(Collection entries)

* begin *

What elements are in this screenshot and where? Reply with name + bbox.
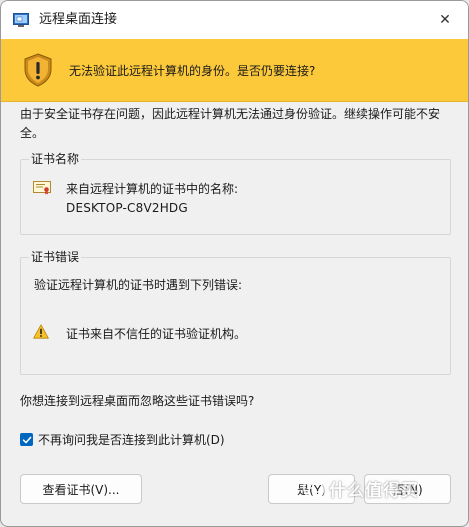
title-bar: 远程桌面连接 ✕	[1, 1, 468, 39]
ignore-errors-question: 你想连接到远程桌面而忽略这些证书错误吗?	[20, 394, 255, 408]
certificate-name-value: DESKTOP-C8V2HDG	[66, 201, 188, 215]
warning-icon	[33, 324, 49, 339]
certificate-name-group: 证书名称 来自远程计算机的证书中的名称: DESKTOP-C8V2HDG	[20, 151, 451, 235]
yes-button[interactable]: 是(Y)	[268, 474, 355, 504]
checkmark-icon	[22, 436, 31, 443]
security-warning-shield-icon	[24, 53, 52, 87]
close-button[interactable]: ✕	[422, 1, 468, 39]
remote-desktop-app-icon	[13, 13, 29, 27]
close-icon: ✕	[439, 12, 451, 28]
dont-ask-again-label: 不再询问我是否连接到此计算机(D)	[38, 433, 225, 447]
intro-text: 由于安全证书存在问题，因此远程计算机无法通过身份验证。继续操作可能不安全。	[20, 107, 441, 140]
banner-message: 无法验证此远程计算机的身份。是否仍要连接?	[69, 64, 316, 78]
certificate-name-group-title: 证书名称	[29, 151, 82, 167]
warning-banner: 无法验证此远程计算机的身份。是否仍要连接?	[1, 39, 468, 102]
view-certificate-button[interactable]: 查看证书(V)...	[20, 474, 142, 504]
dont-ask-again-checkbox-row[interactable]: 不再询问我是否连接到此计算机(D)	[20, 431, 225, 448]
dont-ask-again-checkbox[interactable]	[20, 433, 33, 446]
certificate-error-intro: 验证远程计算机的证书时遇到下列错误:	[34, 278, 243, 292]
certificate-icon	[33, 181, 51, 195]
certificate-name-label: 来自远程计算机的证书中的名称:	[66, 182, 239, 196]
no-button[interactable]: 否(N)	[364, 474, 451, 504]
certificate-error-group: 证书错误 验证远程计算机的证书时遇到下列错误: 证书来自不信任的证书验证机构。	[20, 249, 451, 375]
certificate-error-item: 证书来自不信任的证书验证机构。	[66, 327, 247, 341]
remote-desktop-dialog: 远程桌面连接 ✕ 无法验证此远程计算机的身份。是否仍要连接? 由于安全证书存在问…	[0, 0, 469, 527]
window-title: 远程桌面连接	[39, 12, 118, 27]
certificate-error-group-title: 证书错误	[29, 249, 82, 265]
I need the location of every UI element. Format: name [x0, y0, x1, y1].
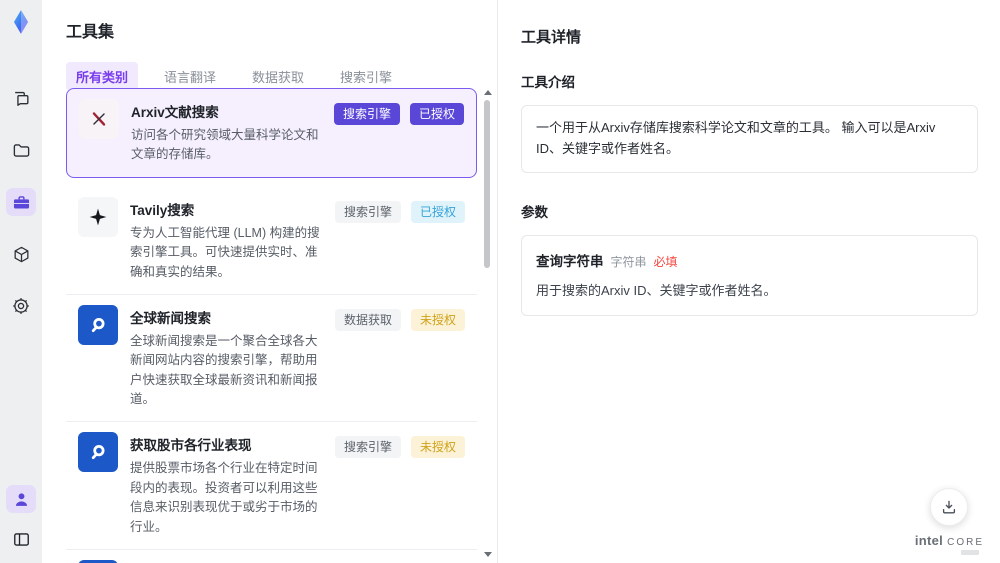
tool-description: 访问各个研究领域大量科学论文和文章的存储库。 — [131, 128, 319, 162]
tool-name: Arxiv文献搜索 — [131, 105, 219, 120]
tool-intro-box: 一个用于从Arxiv存储库搜索科学论文和文章的工具。 输入可以是Arxiv ID… — [521, 105, 978, 173]
tool-param-box: 查询字符串 字符串 必填 用于搜索的Arxiv ID、关键字或作者姓名。 — [521, 234, 978, 316]
param-description: 用于搜索的Arxiv ID、关键字或作者姓名。 — [536, 282, 777, 298]
tool-detail-panel: 工具详情 工具介绍 一个用于从Arxiv存储库搜索科学论文和文章的工具。 输入可… — [499, 0, 1000, 563]
download-button[interactable] — [930, 488, 969, 526]
tool-status-badge: 未授权 — [410, 308, 465, 331]
app-logo-icon[interactable] — [7, 8, 35, 36]
tool-name: 全球新闻搜索 — [130, 310, 211, 326]
nav-models-icon[interactable] — [6, 240, 36, 268]
param-name: 查询字符串 — [536, 253, 604, 269]
tool-category-badge: 搜索引擎 — [334, 200, 401, 223]
params-heading: 参数 — [521, 204, 548, 220]
scroll-down-arrow-icon[interactable] — [483, 552, 492, 557]
category-tabs: 所有类别 语言翻译 数据获取 搜索引擎 — [66, 62, 497, 91]
tab-all-categories[interactable]: 所有类别 — [66, 62, 139, 91]
tool-description: 专为人工智能代理 (LLM) 构建的搜索引擎工具。可快速提供实时、准确和真实的结… — [130, 225, 320, 279]
tab-language-translation[interactable]: 语言翻译 — [154, 62, 226, 91]
nav-tools-icon[interactable] — [6, 188, 36, 216]
tool-status-badge: 已授权 — [410, 200, 465, 223]
blue-search-icon — [78, 432, 118, 473]
scrollbar — [483, 90, 492, 557]
tab-search-engine[interactable]: 搜索引擎 — [330, 62, 402, 91]
tab-data-acquisition[interactable]: 数据获取 — [242, 62, 314, 91]
tool-list-item[interactable]: Tavily搜索 专为人工智能代理 (LLM) 构建的搜索引擎工具。可快速提供实… — [66, 187, 477, 295]
param-required-badge: 必填 — [653, 254, 678, 269]
nav-chat-icon[interactable] — [6, 84, 36, 112]
tool-status-badge: 未授权 — [410, 436, 465, 459]
tool-name: Tavily搜索 — [130, 202, 195, 218]
tool-status-badge: 已授权 — [409, 103, 464, 125]
app-window: 工具集 所有类别 语言翻译 数据获取 搜索引擎 Arxiv文献搜索 访问各个研究… — [0, 0, 1000, 563]
blue-search-icon — [78, 304, 118, 345]
intro-heading: 工具介绍 — [521, 75, 575, 90]
scroll-up-arrow-icon[interactable] — [483, 90, 492, 95]
tool-list-item[interactable]: 获取市场最活跃股票信息 提供当天交易量最高的股票列表，投资者可以利用这些信息来识… — [66, 550, 477, 563]
tool-category-badge: 数据获取 — [334, 308, 401, 331]
tool-description: 提供股票市场各个行业在特定时间段内的表现。投资者可以利用这些信息来识别表现优于或… — [130, 461, 318, 534]
tool-intro-text: 一个用于从Arxiv存储库搜索科学论文和文章的工具。 输入可以是Arxiv ID… — [536, 120, 936, 156]
intel-core-badge — [961, 550, 980, 555]
scrollbar-thumb[interactable] — [484, 100, 490, 268]
page-title: 工具集 — [66, 24, 115, 41]
sidebar-nav — [6, 84, 36, 320]
sidebar — [0, 0, 42, 563]
tool-list-item[interactable]: Arxiv文献搜索 访问各个研究领域大量科学论文和文章的存储库。 搜索引擎 已授… — [66, 88, 477, 178]
tool-name: 获取股市各行业表现 — [130, 438, 252, 454]
arxiv-logo-icon — [79, 99, 119, 139]
panel-toggle-icon[interactable] — [6, 525, 36, 553]
detail-title: 工具详情 — [521, 29, 582, 46]
tavily-star-icon — [78, 196, 118, 237]
corner-widgets: intel core — [915, 488, 984, 555]
tool-list-item[interactable]: 全球新闻搜索 全球新闻搜索是一个聚合全球各大新闻网站内容的搜索引擎，帮助用户快速… — [66, 295, 477, 423]
nav-files-icon[interactable] — [6, 136, 36, 164]
param-type: 字符串 — [610, 254, 647, 269]
sidebar-bottom — [6, 485, 36, 553]
tool-category-badge: 搜索引擎 — [334, 436, 401, 459]
tool-list-item[interactable]: 获取股市各行业表现 提供股票市场各个行业在特定时间段内的表现。投资者可以利用这些… — [66, 422, 477, 550]
tool-category-badge: 搜索引擎 — [333, 103, 400, 125]
tools-panel: 工具集 所有类别 语言翻译 数据获取 搜索引擎 Arxiv文献搜索 访问各个研究… — [42, 0, 498, 563]
nav-settings-icon[interactable] — [6, 292, 36, 320]
tool-list: Arxiv文献搜索 访问各个研究领域大量科学论文和文章的存储库。 搜索引擎 已授… — [66, 88, 477, 563]
intel-core-logo: intel core — [914, 533, 984, 548]
tool-description: 全球新闻搜索是一个聚合全球各大新闻网站内容的搜索引擎，帮助用户快速获取全球最新资… — [130, 333, 318, 406]
user-profile-icon[interactable] — [6, 485, 36, 513]
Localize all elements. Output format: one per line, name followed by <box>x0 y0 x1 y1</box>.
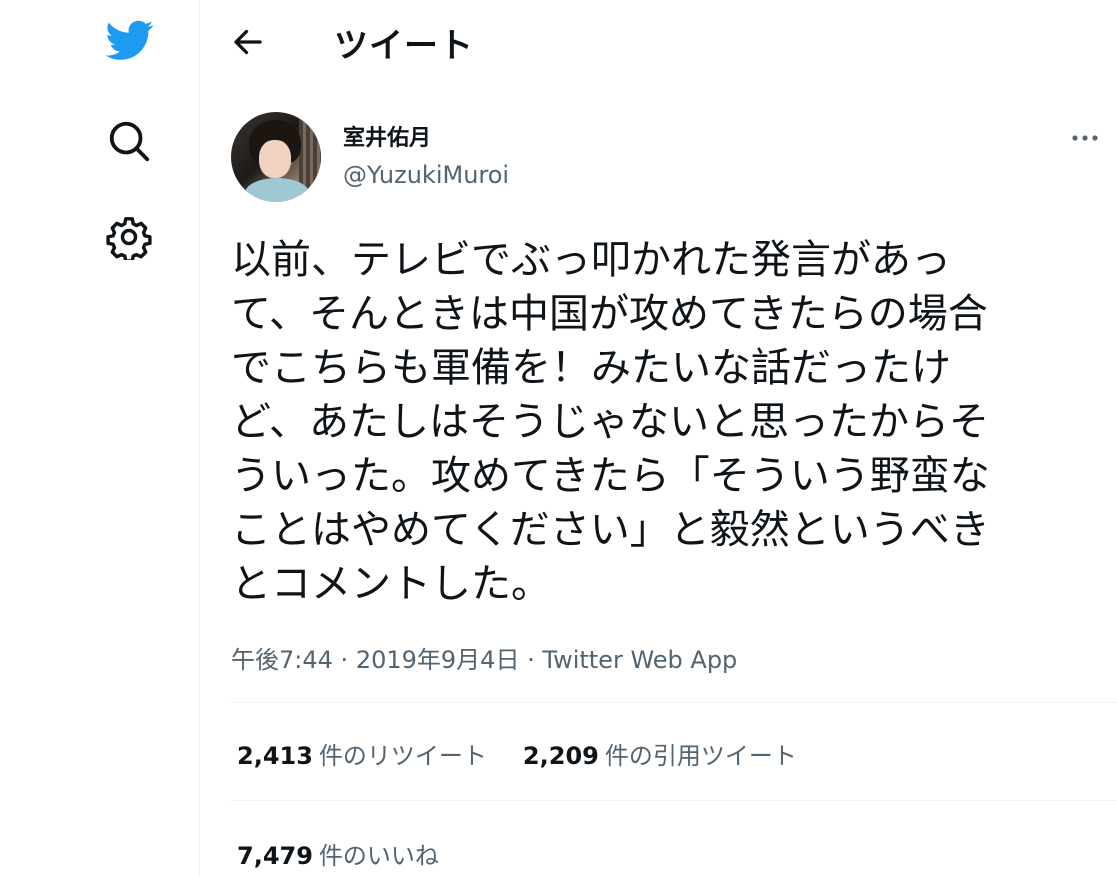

* end *

Exercise requirements >> Put the lines above into a numbered list, starting from the first line and ending after the line that contains "I need the location". Skip any blank lines, and leave the pictures out of the list.

Correct answer >>
1. What elements are in this screenshot and where? Reply with name + bbox.
2. title-bar: 远程桌面连接 ✕	[1, 1, 468, 39]
3. ignore-errors-question: 你想连接到远程桌面而忽略这些证书错误吗?	[20, 394, 255, 408]
4. certificate-name-value: DESKTOP-C8V2HDG	[66, 201, 188, 215]
5. warning-icon	[33, 324, 49, 339]
6. certificate-name-group: 证书名称 来自远程计算机的证书中的名称: DESKTOP-C8V2HDG	[20, 151, 451, 235]
7. yes-button[interactable]: 是(Y)	[268, 474, 355, 504]
8. checkmark-icon	[22, 436, 31, 443]
9. security-warning-shield-icon	[24, 53, 52, 87]
10. close-button[interactable]: ✕	[422, 1, 468, 39]
11. remote-desktop-app-icon	[13, 13, 29, 27]
12. close-icon: ✕	[439, 12, 451, 28]
13. dont-ask-again-label: 不再询问我是否连接到此计算机(D)	[38, 433, 225, 447]
14. intro-text: 由于安全证书存在问题，因此远程计算机无法通过身份验证。继续操作可能不安全。	[20, 107, 441, 140]
15. banner-message: 无法验证此远程计算机的身份。是否仍要连接?	[69, 64, 316, 78]
16. certificate-name-group-title: 证书名称	[29, 151, 82, 167]
17. warning-banner: 无法验证此远程计算机的身份。是否仍要连接?	[1, 39, 468, 102]
18. view-certificate-button[interactable]: 查看证书(V)...	[20, 474, 142, 504]
19. dont-ask-again-checkbox-row[interactable]: 不再询问我是否连接到此计算机(D)	[20, 431, 225, 448]
20. dont-ask-again-checkbox[interactable]	[20, 433, 33, 446]
21. certificate-error-intro: 验证远程计算机的证书时遇到下列错误:	[34, 278, 243, 292]
22. certificate-icon	[33, 181, 51, 195]
23. certificate-name-label: 来自远程计算机的证书中的名称:	[66, 182, 239, 196]
24. no-button[interactable]: 否(N)	[364, 474, 451, 504]
25. certificate-error-group: 证书错误 验证远程计算机的证书时遇到下列错误: 证书来自不信任的证书验证机构。	[20, 249, 451, 375]
26. certificate-error-item: 证书来自不信任的证书验证机构。	[66, 327, 247, 341]
27. remote-desktop-dialog: 远程桌面连接 ✕ 无法验证此远程计算机的身份。是否仍要连接? 由于安全证书存在问…	[0, 0, 469, 527]
28. window-title: 远程桌面连接	[39, 12, 118, 27]
29. certificate-error-group-title: 证书错误	[29, 249, 82, 265]
30. I need the location of every UI element. Format: name [x0, y0, x1, y1].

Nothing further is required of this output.